══ Supplied material ══

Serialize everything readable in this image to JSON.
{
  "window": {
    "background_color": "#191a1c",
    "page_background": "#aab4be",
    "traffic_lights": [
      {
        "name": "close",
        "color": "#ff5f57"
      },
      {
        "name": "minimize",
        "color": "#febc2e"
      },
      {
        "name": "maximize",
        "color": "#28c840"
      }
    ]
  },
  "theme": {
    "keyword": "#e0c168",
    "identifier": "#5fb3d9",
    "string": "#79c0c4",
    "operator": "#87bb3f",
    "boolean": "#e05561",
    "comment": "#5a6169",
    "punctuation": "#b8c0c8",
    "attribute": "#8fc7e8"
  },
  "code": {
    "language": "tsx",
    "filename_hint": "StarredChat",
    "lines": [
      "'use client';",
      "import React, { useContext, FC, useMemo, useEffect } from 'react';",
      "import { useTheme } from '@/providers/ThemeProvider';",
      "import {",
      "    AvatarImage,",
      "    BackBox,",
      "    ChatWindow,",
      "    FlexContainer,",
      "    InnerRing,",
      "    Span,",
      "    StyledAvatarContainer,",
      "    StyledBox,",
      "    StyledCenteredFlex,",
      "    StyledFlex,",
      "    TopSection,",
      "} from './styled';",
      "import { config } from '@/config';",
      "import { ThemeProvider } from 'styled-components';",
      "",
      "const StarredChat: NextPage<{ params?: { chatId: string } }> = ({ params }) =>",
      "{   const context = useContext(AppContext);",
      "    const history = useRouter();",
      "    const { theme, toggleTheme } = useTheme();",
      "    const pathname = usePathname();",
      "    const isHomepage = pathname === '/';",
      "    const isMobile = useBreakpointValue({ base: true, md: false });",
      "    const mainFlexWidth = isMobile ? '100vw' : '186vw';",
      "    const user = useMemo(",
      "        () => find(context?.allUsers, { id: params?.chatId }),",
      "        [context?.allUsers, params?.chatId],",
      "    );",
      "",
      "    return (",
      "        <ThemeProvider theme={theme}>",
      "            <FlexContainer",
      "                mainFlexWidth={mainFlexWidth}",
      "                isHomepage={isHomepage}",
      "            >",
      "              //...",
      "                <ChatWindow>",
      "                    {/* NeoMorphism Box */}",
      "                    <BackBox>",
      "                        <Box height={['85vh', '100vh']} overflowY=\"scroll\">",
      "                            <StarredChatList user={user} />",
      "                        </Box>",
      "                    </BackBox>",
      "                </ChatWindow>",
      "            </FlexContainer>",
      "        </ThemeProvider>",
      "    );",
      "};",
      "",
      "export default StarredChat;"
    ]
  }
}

═══

Given exercise ▸ All of the material above needs to be copied exactly.

Final result ▸
Serialize everything readable in this image to JSON.
{
  "window": {
    "background_color": "#191a1c",
    "page_background": "#aab4be",
    "traffic_lights": [
      {
        "name": "close",
        "color": "#ff5f57"
      },
      {
        "name": "minimize",
        "color": "#febc2e"
      },
      {
        "name": "maximize",
        "color": "#28c840"
      }
    ]
  },
  "theme": {
    "keyword": "#e0c168",
    "identifier": "#5fb3d9",
    "string": "#79c0c4",
    "operator": "#87bb3f",
    "boolean": "#e05561",
    "comment": "#5a6169",
    "punctuation": "#b8c0c8",
    "attribute": "#8fc7e8"
  },
  "code": {
    "language": "tsx",
    "filename_hint": "StarredChat",
    "lines": [
      "'use client';",
      "import React, { useContext, FC, useMemo, useEffect } from 'react';",
      "import { useTheme } from '@/providers/ThemeProvider';",
      "import {",
      "    AvatarImage,",
      "    BackBox,",
      "    ChatWindow,",
      "    FlexContainer,",
      "    InnerRing,",
      "    Span,",
      "    StyledAvatarContainer,",
      "    StyledBox,",
      "    StyledCenteredFlex,",
      "    StyledFlex,",
      "    TopSection,",
      "} from './styled';",
      "import { config } from '@/config';",
      "import { ThemeProvider } from 'styled-components';",
      "",
      "const StarredChat: NextPage<{ params?: { chatId: string } }> = ({ params }) =>",
      "{   const context = useContext(AppContext);",
      "    const history = useRouter();",
      "    const { theme, toggleTheme } = useTheme();",
      "    const pathname = usePathname();",
      "    const isHomepage = pathname === '/';",
      "    const isMobile = useBreakpointValue({ base: true, md: false });",
      "    const mainFlexWidth = isMobile ? '100vw' : '186vw';",
      "    const user = useMemo(",
      "        () => find(context?.allUsers, { id: params?.chatId }),",
      "        [context?.allUsers, params?.chatId],",
      "    );",
      "",
      "    return (",
      "        <ThemeProvider theme={theme}>",
      "            <FlexContainer",
      "                mainFlexWidth={mainFlexWidth}",
      "                isHomepage={isHomepage}",
      "            >",
      "              //...",
      "                <ChatWindow>",
      "                    {/* NeoMorphism Box */}",
      "                    <BackBox>",
      "                        <Box height={['85vh', '100vh']} overflowY=\"scroll\">",
      "                            <StarredChatList user={user} />",
      "                        </Box>",
      "                    </BackBox>",
      "                </ChatWindow>",
      "            </FlexContainer>",
      "        </ThemeProvider>",
      "    );",
      "};",
      "",
      "export default StarredChat;"
    ]
  }
}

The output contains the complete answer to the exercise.